RAW RECORDS:
----
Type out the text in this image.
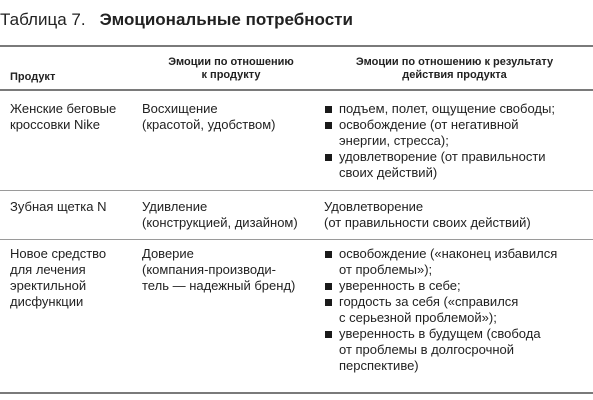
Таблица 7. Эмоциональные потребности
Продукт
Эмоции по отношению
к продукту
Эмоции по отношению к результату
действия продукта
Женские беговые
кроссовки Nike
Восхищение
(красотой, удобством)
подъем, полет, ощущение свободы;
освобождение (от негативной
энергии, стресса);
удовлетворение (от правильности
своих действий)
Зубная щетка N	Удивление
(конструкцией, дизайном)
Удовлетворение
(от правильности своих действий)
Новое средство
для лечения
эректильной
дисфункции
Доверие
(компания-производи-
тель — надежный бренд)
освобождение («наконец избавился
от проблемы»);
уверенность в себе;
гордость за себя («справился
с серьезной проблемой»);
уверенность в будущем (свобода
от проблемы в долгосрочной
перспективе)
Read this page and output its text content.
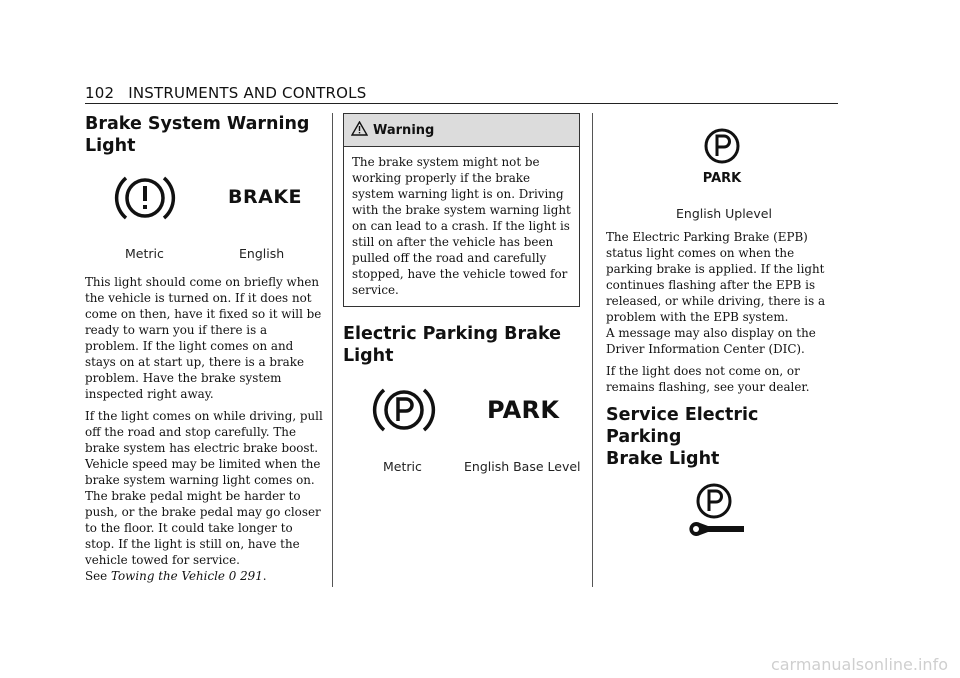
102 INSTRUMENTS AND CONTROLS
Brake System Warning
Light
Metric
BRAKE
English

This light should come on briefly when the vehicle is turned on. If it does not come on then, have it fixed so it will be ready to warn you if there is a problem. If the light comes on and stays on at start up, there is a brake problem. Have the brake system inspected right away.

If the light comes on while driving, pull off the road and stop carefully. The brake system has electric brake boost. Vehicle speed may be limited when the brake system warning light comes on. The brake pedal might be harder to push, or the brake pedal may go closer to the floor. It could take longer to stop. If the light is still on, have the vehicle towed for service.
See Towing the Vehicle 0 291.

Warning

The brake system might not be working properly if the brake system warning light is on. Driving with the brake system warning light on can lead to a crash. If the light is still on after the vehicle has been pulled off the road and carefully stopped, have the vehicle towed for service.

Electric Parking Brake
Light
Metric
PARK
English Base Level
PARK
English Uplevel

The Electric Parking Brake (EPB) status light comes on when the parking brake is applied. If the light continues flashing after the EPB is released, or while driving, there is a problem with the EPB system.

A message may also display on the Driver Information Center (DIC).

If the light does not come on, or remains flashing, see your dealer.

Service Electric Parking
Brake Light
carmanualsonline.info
----
TASK TO CARRY OUT: Each record above is to be restated exactly, with its pictures removed from the copy.

WRITTEN RESPONSE:
Type out the text in this image.
Таблица 7. Эмоциональные потребности
Продукт
Эмоции по отношению
к продукту
Эмоции по отношению к результату
действия продукта
Женские беговые
кроссовки Nike
Восхищение
(красотой, удобством)
подъем, полет, ощущение свободы;
освобождение (от негативной
энергии, стресса);
удовлетворение (от правильности
своих действий)
Зубная щетка N	Удивление
(конструкцией, дизайном)
Удовлетворение
(от правильности своих действий)
Новое средство
для лечения
эректильной
дисфункции
Доверие
(компания-производи-
тель — надежный бренд)
освобождение («наконец избавился
от проблемы»);
уверенность в себе;
гордость за себя («справился
с серьезной проблемой»);
уверенность в будущем (свобода
от проблемы в долгосрочной
перспективе)
Read this page and output its text content.
102 INSTRUMENTS AND CONTROLS
Brake System Warning
Light
Metric
BRAKE
English

This light should come on briefly when the vehicle is turned on. If it does not come on then, have it fixed so it will be ready to warn you if there is a problem. If the light comes on and stays on at start up, there is a brake problem. Have the brake system inspected right away.

If the light comes on while driving, pull off the road and stop carefully. The brake system has electric brake boost. Vehicle speed may be limited when the brake system warning light comes on. The brake pedal might be harder to push, or the brake pedal may go closer to the floor. It could take longer to stop. If the light is still on, have the vehicle towed for service.
See Towing the Vehicle 0 291.

Warning

The brake system might not be working properly if the brake system warning light is on. Driving with the brake system warning light on can lead to a crash. If the light is still on after the vehicle has been pulled off the road and carefully stopped, have the vehicle towed for service.

Electric Parking Brake
Light
Metric
PARK
English Base Level
PARK
English Uplevel

The Electric Parking Brake (EPB) status light comes on when the parking brake is applied. If the light continues flashing after the EPB is released, or while driving, there is a problem with the EPB system.

A message may also display on the Driver Information Center (DIC).

If the light does not come on, or remains flashing, see your dealer.

Service Electric Parking
Brake Light
carmanualsonline.info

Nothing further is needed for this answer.